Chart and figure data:

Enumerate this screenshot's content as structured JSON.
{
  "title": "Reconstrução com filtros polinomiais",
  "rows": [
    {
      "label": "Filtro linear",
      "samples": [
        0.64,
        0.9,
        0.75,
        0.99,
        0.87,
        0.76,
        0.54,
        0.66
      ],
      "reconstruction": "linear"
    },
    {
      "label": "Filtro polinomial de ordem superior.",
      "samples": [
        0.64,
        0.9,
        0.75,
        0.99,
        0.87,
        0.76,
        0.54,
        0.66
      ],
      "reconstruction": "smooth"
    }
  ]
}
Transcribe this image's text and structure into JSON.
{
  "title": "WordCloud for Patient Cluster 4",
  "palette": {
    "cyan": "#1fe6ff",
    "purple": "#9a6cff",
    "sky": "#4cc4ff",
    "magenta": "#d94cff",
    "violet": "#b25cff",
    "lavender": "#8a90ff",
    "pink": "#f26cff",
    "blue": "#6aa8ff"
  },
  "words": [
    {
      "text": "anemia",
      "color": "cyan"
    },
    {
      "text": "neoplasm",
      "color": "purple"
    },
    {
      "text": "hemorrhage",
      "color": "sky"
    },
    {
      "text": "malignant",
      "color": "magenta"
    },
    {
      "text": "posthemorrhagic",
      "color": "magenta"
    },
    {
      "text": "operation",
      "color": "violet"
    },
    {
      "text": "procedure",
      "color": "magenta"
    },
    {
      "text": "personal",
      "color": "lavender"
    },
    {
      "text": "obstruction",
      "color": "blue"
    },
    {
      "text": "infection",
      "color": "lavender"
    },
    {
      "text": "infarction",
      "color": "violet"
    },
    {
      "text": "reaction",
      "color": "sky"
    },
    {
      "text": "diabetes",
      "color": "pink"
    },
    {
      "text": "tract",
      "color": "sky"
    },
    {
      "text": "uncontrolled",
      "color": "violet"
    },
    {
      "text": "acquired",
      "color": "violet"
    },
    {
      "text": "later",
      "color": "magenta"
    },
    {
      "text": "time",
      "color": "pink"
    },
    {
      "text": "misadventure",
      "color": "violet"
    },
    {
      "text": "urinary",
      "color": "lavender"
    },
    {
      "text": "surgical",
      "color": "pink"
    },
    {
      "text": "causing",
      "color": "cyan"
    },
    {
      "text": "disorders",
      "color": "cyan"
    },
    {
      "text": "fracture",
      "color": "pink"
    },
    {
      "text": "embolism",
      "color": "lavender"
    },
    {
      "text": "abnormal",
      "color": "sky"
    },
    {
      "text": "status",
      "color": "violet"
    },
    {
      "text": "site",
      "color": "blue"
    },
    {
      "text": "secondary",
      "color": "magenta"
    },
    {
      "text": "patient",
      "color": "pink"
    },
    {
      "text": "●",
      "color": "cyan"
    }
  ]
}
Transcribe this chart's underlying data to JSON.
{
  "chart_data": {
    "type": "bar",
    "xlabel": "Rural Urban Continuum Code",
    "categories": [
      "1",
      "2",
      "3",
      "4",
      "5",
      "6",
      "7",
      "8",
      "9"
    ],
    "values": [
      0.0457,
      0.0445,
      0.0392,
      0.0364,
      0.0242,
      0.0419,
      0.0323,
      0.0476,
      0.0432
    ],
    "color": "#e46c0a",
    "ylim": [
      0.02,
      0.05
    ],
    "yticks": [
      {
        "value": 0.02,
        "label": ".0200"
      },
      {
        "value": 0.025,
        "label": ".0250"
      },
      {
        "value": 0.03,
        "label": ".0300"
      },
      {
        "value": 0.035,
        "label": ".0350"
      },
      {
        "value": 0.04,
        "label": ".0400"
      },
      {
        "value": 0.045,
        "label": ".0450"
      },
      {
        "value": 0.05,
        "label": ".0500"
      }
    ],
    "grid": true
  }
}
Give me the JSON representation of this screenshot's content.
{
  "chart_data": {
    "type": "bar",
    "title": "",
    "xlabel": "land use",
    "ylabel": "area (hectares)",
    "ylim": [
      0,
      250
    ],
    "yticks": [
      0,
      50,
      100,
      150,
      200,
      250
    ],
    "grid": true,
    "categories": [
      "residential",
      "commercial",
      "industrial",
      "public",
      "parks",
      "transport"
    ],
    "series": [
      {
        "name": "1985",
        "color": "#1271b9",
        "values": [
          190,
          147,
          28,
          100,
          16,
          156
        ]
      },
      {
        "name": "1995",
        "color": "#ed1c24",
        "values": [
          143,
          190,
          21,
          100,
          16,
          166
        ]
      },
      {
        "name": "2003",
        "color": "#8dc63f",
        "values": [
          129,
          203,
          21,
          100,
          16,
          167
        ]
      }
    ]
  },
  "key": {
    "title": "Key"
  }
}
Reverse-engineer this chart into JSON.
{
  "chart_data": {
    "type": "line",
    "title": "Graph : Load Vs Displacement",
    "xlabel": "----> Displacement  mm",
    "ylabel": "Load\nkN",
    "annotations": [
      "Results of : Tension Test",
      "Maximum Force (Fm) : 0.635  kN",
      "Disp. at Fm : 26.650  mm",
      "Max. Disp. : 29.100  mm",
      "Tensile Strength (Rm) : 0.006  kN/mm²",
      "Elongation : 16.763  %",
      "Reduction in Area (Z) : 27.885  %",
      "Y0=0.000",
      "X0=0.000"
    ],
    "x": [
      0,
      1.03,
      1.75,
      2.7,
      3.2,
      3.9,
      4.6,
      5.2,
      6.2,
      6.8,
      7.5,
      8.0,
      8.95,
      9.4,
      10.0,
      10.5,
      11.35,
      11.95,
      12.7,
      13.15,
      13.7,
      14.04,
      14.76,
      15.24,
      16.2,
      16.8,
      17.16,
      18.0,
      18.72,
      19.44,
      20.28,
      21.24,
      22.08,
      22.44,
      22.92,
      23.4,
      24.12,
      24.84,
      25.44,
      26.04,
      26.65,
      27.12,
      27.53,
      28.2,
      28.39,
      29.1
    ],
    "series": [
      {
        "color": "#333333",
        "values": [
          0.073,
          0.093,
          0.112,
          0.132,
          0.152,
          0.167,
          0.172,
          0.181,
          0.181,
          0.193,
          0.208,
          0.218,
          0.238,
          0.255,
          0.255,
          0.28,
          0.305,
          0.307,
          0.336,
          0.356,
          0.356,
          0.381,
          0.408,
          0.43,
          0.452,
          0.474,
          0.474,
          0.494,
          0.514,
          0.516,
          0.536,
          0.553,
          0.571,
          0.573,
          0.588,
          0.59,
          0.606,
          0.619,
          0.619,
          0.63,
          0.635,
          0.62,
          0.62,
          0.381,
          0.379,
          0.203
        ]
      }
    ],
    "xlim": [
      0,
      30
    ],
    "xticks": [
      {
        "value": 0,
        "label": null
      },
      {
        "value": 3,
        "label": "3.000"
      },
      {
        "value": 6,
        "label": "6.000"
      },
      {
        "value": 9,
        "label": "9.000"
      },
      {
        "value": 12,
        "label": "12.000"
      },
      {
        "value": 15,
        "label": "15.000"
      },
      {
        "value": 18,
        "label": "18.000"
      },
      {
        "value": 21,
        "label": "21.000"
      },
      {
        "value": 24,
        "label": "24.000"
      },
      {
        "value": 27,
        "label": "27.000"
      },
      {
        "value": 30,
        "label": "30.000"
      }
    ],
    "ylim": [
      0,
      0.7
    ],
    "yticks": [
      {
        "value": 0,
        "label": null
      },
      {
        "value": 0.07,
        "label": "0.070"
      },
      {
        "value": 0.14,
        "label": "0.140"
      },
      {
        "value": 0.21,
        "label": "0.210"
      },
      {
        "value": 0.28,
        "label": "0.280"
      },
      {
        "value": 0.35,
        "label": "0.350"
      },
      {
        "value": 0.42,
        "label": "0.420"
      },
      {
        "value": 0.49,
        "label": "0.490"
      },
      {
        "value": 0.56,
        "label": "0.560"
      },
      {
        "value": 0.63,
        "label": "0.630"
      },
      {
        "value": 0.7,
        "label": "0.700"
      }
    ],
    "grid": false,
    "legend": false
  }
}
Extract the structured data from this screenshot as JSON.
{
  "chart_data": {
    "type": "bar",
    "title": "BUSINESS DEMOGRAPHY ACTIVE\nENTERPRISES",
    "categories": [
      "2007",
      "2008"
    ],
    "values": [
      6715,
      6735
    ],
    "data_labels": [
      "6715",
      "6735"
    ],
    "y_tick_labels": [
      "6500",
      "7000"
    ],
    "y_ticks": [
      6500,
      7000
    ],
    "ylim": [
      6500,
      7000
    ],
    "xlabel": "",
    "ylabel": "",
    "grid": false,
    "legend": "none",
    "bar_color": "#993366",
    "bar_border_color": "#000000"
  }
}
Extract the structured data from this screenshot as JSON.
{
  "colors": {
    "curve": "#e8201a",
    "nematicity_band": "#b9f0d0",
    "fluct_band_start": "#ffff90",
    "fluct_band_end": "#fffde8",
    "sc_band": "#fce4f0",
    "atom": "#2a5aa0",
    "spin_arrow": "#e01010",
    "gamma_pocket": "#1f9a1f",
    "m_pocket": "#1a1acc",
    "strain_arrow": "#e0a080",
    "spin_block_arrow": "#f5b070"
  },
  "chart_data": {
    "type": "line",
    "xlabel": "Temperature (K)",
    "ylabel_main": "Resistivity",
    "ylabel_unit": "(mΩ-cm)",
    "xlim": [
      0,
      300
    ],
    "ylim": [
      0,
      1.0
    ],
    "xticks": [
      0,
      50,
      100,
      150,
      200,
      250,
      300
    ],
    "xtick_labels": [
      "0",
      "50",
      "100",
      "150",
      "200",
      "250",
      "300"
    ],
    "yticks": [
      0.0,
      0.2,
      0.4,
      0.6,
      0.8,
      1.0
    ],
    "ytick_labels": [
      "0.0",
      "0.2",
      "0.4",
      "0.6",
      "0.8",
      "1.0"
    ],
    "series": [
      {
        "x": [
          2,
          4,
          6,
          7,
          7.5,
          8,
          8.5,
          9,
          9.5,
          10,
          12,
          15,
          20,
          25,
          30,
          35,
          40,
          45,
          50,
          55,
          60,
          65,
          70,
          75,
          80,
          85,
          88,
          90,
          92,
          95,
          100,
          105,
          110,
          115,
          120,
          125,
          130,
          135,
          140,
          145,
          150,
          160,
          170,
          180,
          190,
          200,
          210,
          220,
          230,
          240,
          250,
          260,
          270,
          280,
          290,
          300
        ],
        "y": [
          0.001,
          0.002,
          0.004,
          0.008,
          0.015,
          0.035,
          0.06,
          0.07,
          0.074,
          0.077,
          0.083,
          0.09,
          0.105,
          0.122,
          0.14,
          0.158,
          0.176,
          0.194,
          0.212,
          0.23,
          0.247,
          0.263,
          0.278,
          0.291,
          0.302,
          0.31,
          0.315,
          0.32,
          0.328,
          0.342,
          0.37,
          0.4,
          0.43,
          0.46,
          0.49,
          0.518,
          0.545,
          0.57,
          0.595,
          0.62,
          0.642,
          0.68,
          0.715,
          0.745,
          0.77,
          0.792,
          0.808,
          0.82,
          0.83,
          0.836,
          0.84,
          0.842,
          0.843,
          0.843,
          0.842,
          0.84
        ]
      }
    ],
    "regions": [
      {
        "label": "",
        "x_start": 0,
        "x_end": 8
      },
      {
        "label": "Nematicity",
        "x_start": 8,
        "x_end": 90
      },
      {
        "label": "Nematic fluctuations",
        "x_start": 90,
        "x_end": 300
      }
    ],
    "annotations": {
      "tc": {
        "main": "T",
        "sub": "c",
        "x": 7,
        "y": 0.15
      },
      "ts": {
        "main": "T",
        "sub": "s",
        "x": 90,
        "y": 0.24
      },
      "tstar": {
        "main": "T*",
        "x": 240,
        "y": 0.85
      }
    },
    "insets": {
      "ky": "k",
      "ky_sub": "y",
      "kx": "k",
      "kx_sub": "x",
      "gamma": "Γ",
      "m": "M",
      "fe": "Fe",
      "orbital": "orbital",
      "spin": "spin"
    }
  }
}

Directions for this task |
Gather all lines from the records above in which "Load" appears.

Exercise response |
    "title": "Graph : Load Vs Displacement",
    "ylabel": "Load\nkN",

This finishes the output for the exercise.